Exercise >> In the records below, find each line with the word "name" and copy it.
******
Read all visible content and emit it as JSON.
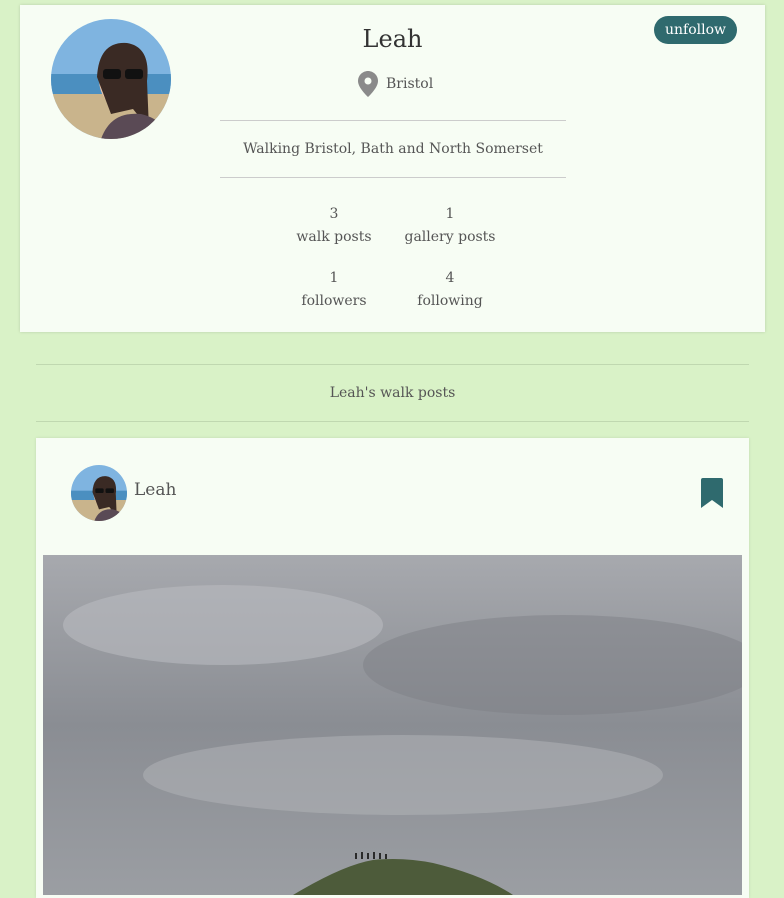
{
  "profile": {
    "name": "Leah",
    "location": "Bristol",
    "bio": "Walking Bristol, Bath and North Somerset",
    "unfollow_label": "unfollow",
    "stats": [
      {
        "value": "3",
        "label": "walk posts"
      },
      {
        "value": "1",
        "label": "gallery posts"
      },
      {
        "value": "1",
        "label": "followers"
      },
      {
        "value": "4",
        "label": "following"
      }
    ]
  },
  "section": {
    "title": "Leah's walk posts"
  },
  "post": {
    "user": "Leah"
  },
  "colors": {
    "background": "#d9f2c7",
    "card": "#f7fdf4",
    "accent": "#2f6a6e"
  },
  "icons": [
    "location-pin-icon",
    "bookmark-icon"
  ]
}
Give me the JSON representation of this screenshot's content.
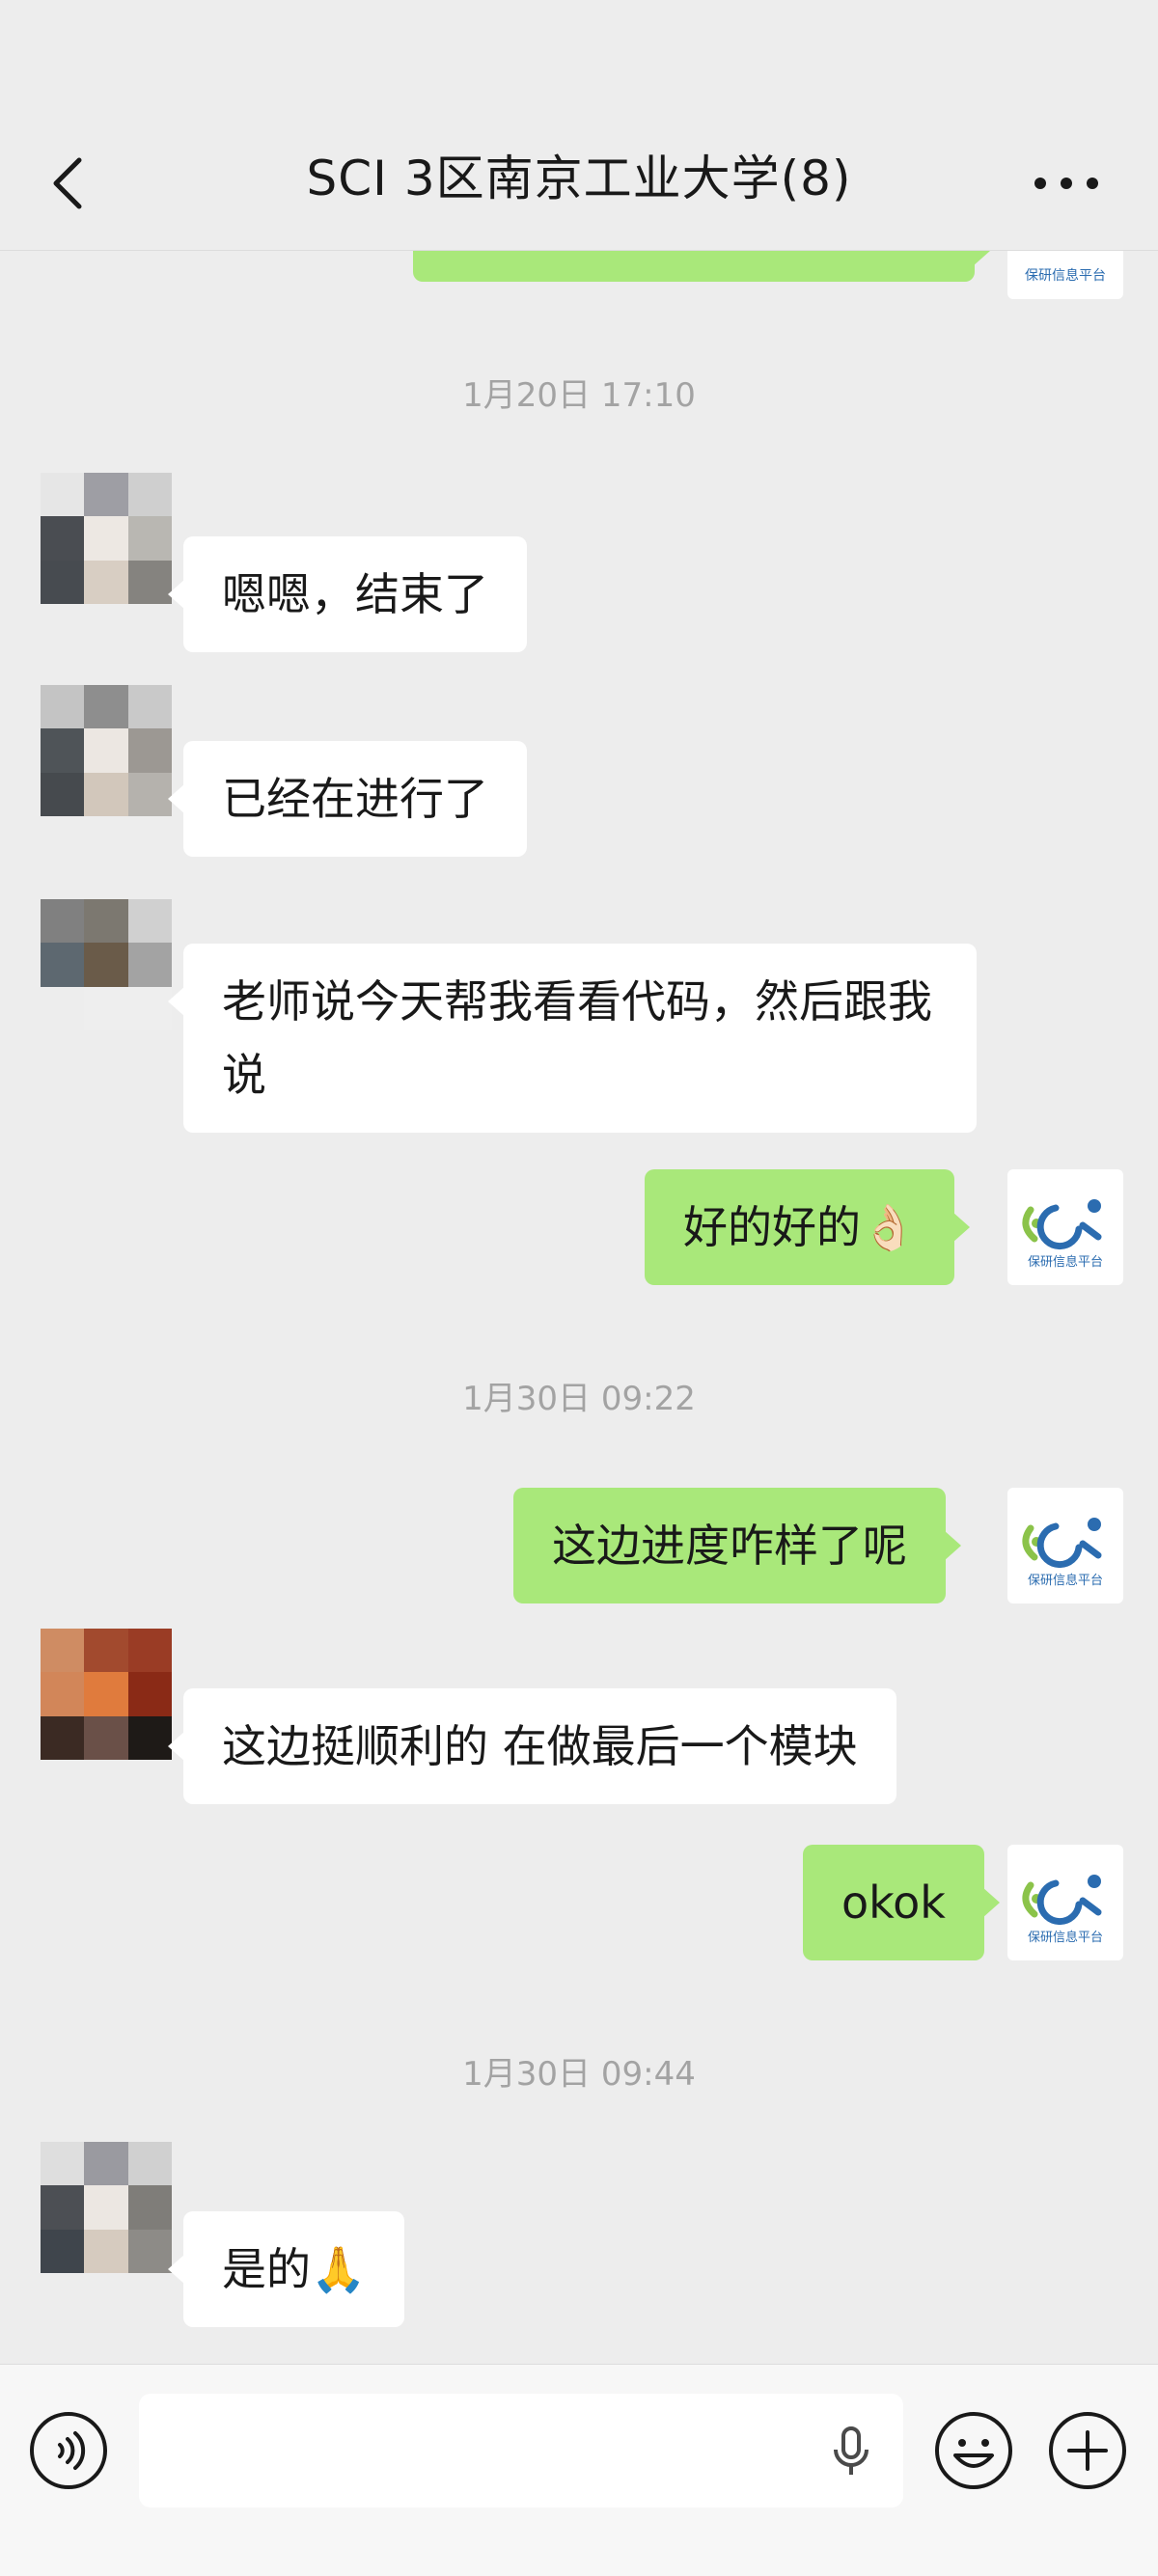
{
  "header": {
    "title": "SCI 3区南京工业大学(8)"
  },
  "colors": {
    "background": "#ededed",
    "my_bubble": "#a9e87a",
    "their_bubble": "#ffffff",
    "timestamp": "#a3a3a3",
    "logo_green": "#8bc34a",
    "logo_blue": "#2b6cb0"
  },
  "avatar_logo_text": "保研信息平台",
  "messages": [
    {
      "type": "time",
      "text": "1月20日 17:10"
    },
    {
      "type": "left",
      "text": "嗯嗯，结束了"
    },
    {
      "type": "left",
      "text": "已经在进行了"
    },
    {
      "type": "left",
      "text": "老师说今天帮我看看代码，然后跟我说"
    },
    {
      "type": "right",
      "text": "好的好的👌🏻"
    },
    {
      "type": "time",
      "text": "1月30日 09:22"
    },
    {
      "type": "right",
      "text": "这边进度咋样了呢"
    },
    {
      "type": "left",
      "text": "这边挺顺利的 在做最后一个模块"
    },
    {
      "type": "right",
      "text": "okok"
    },
    {
      "type": "time",
      "text": "1月30日 09:44"
    },
    {
      "type": "left",
      "text": "是的🙏"
    }
  ],
  "inputbar": {
    "placeholder": "",
    "icons": [
      "voice-icon",
      "microphone-icon",
      "emoji-icon",
      "plus-icon"
    ]
  }
}
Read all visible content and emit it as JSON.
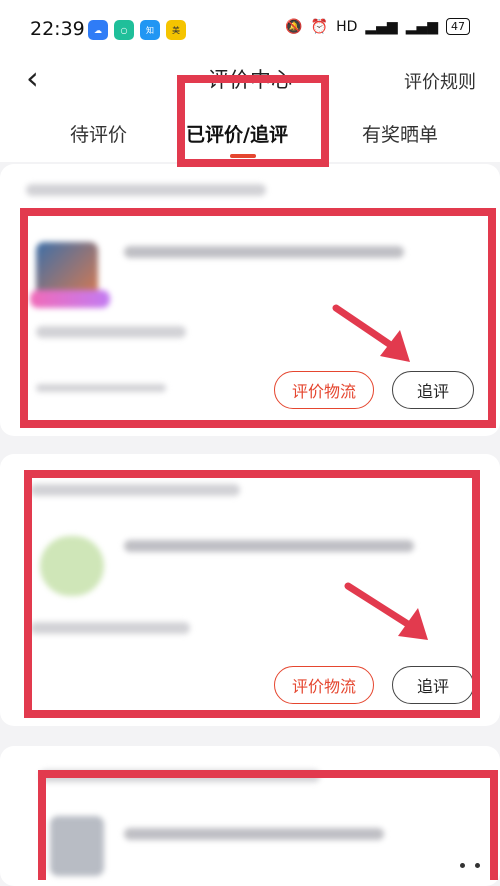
{
  "status_bar": {
    "time": "22:39",
    "icons_right": [
      "mute-icon",
      "alarm-icon"
    ],
    "network": "HD",
    "battery": "47"
  },
  "nav": {
    "back_icon": "chevron-left-icon",
    "title": "评价中心",
    "rules": "评价规则"
  },
  "tabs": [
    {
      "label": "待评价"
    },
    {
      "label": "已评价/追评"
    },
    {
      "label": "有奖晒单"
    }
  ],
  "active_tab": 1,
  "cards": [
    {
      "logistics_label": "评价物流",
      "follow_label": "追评"
    },
    {
      "logistics_label": "评价物流",
      "follow_label": "追评"
    }
  ],
  "accent_color": "#e5462f",
  "highlight_color": "#e23a4e"
}
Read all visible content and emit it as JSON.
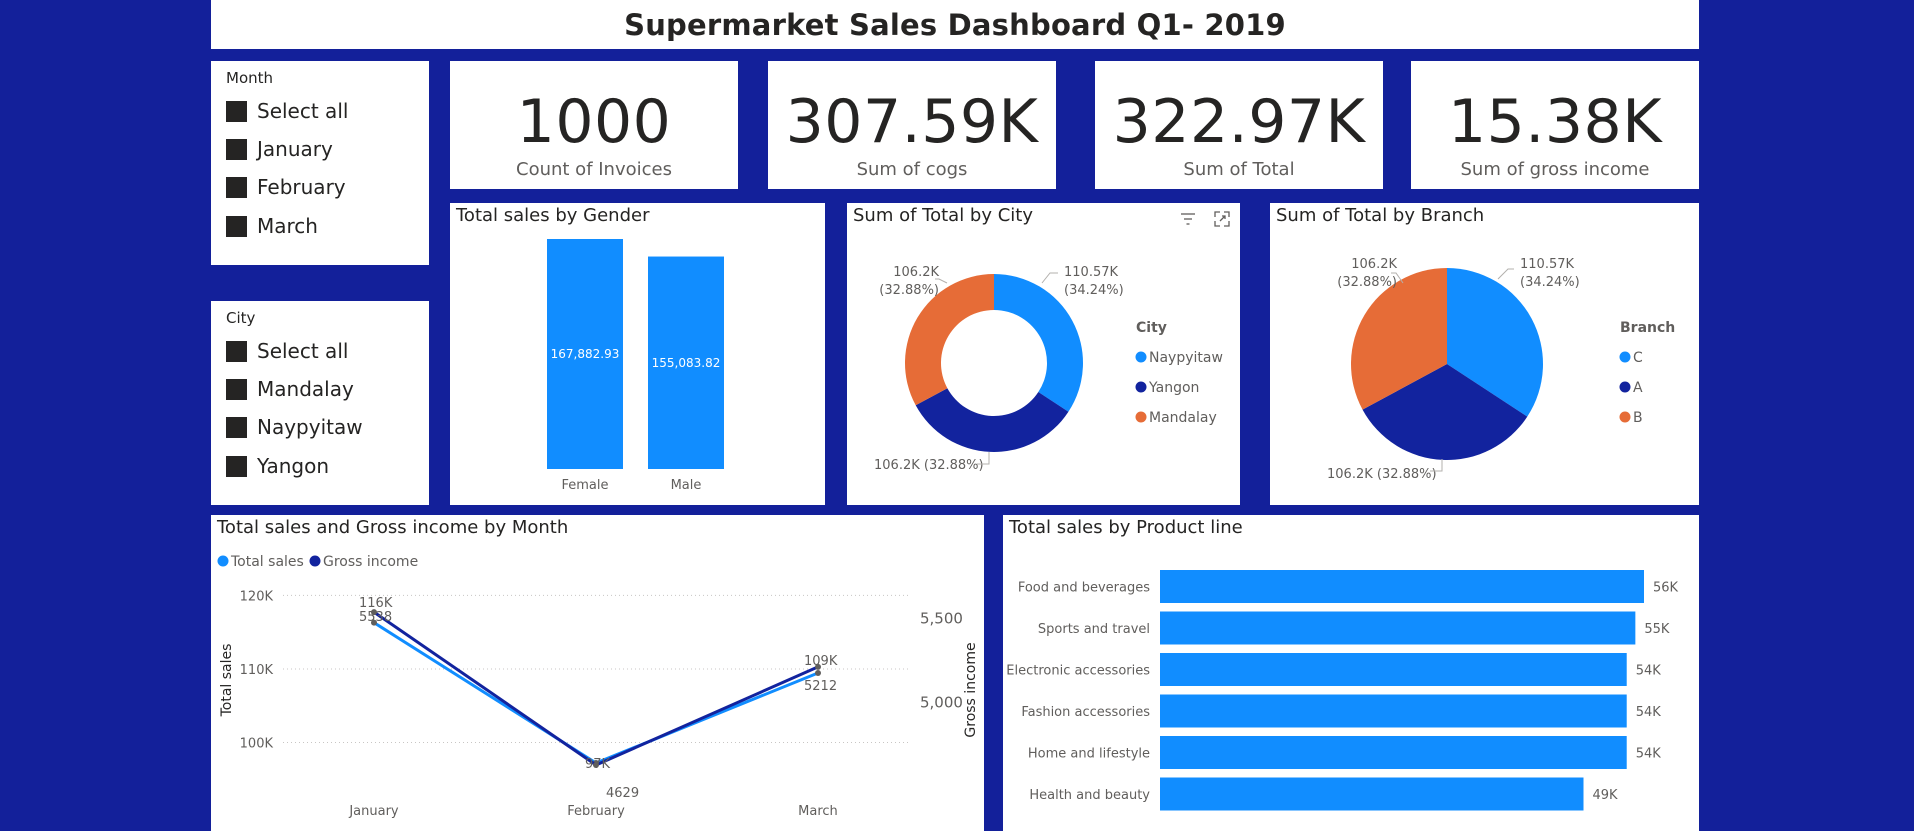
{
  "header": {
    "title": "Supermarket Sales Dashboard Q1- 2019"
  },
  "colors": {
    "background": "#13209a",
    "accent_blue": "#118dff",
    "dark_blue": "#12239e",
    "orange": "#e66c37"
  },
  "month_slicer": {
    "title": "Month",
    "items": [
      "Select all",
      "January",
      "February",
      "March"
    ]
  },
  "city_slicer": {
    "title": "City",
    "items": [
      "Select all",
      "Mandalay",
      "Naypyitaw",
      "Yangon"
    ]
  },
  "cards": [
    {
      "value": "1000",
      "label": "Count of Invoices"
    },
    {
      "value": "307.59K",
      "label": "Sum of cogs"
    },
    {
      "value": "322.97K",
      "label": "Sum of Total"
    },
    {
      "value": "15.38K",
      "label": "Sum of gross income"
    }
  ],
  "chart_data": [
    {
      "type": "bar",
      "title": "Total sales by Gender",
      "categories": [
        "Female",
        "Male"
      ],
      "values": [
        167882.93,
        155083.82
      ],
      "data_labels": [
        "167,882.93",
        "155,083.82"
      ]
    },
    {
      "type": "pie",
      "variant": "donut",
      "title": "Sum of Total by City",
      "legend_title": "City",
      "legend_position": "right",
      "slices": [
        {
          "name": "Naypyitaw",
          "value": 110.57,
          "label": "110.57K",
          "pct": "(34.24%)",
          "color": "#118dff"
        },
        {
          "name": "Yangon",
          "value": 106.2,
          "label": "106.2K (32.88%)",
          "pct": "",
          "color": "#12239e"
        },
        {
          "name": "Mandalay",
          "value": 106.2,
          "label": "106.2K",
          "pct": "(32.88%)",
          "color": "#e66c37"
        }
      ]
    },
    {
      "type": "pie",
      "title": "Sum of Total by Branch",
      "legend_title": "Branch",
      "legend_position": "right",
      "slices": [
        {
          "name": "C",
          "value": 110.57,
          "label": "110.57K",
          "pct": "(34.24%)",
          "color": "#118dff"
        },
        {
          "name": "A",
          "value": 106.2,
          "label": "106.2K (32.88%)",
          "pct": "",
          "color": "#12239e"
        },
        {
          "name": "B",
          "value": 106.2,
          "label": "106.2K",
          "pct": "(32.88%)",
          "color": "#e66c37"
        }
      ]
    },
    {
      "type": "line",
      "title": "Total sales and Gross income by Month",
      "categories": [
        "January",
        "February",
        "March"
      ],
      "ylabel": "Total sales",
      "y2label": "Gross income",
      "ylim": [
        96000,
        121000
      ],
      "y2lim": [
        4588,
        5681
      ],
      "y_ticks": [
        {
          "value": 100000,
          "label": "100K"
        },
        {
          "value": 110000,
          "label": "110K"
        },
        {
          "value": 120000,
          "label": "120K"
        }
      ],
      "y2_ticks": [
        {
          "value": 5000,
          "label": "5,000"
        },
        {
          "value": 5500,
          "label": "5,500"
        }
      ],
      "legend_position": "top-left",
      "series": [
        {
          "name": "Total sales",
          "axis": "left",
          "color": "#118dff",
          "values": [
            116291.87,
            97219.37,
            109455.51
          ],
          "labels": [
            "",
            "97K",
            "109K"
          ]
        },
        {
          "name": "Gross income",
          "axis": "right",
          "color": "#12239e",
          "values": [
            5537.7,
            4629.5,
            5212.2
          ],
          "labels": [
            "5538",
            "4629",
            "5212"
          ]
        }
      ],
      "extra_labels": [
        "116K"
      ],
      "grid": true
    },
    {
      "type": "bar",
      "orientation": "horizontal",
      "title": "Total sales by Product line",
      "categories": [
        "Food and beverages",
        "Sports and travel",
        "Electronic accessories",
        "Fashion accessories",
        "Home and lifestyle",
        "Health and beauty"
      ],
      "values": [
        56000,
        55000,
        54000,
        54000,
        54000,
        49000
      ],
      "data_labels": [
        "56K",
        "55K",
        "54K",
        "54K",
        "54K",
        "49K"
      ]
    }
  ]
}
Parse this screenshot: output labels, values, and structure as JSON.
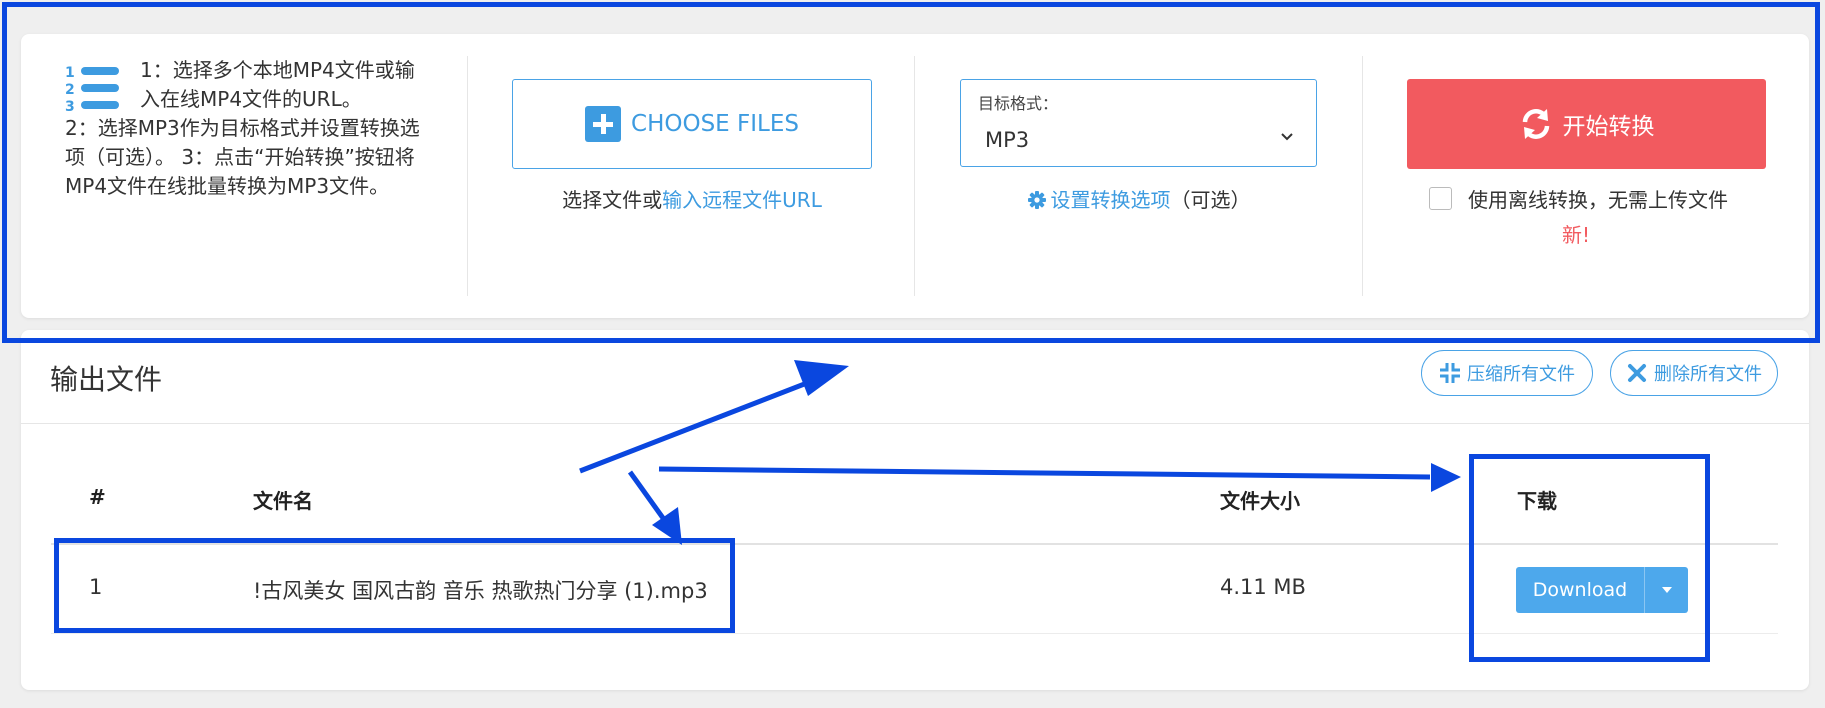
******
Written answer >>
    "name": "Leah",
          "name": "Naypyitaw",
          "name": "Yangon",
          "name": "Mandalay",
          "name": "C",
          "name": "A",
          "name": "B",
          "name": "Total sales",
          "name": "Gross income",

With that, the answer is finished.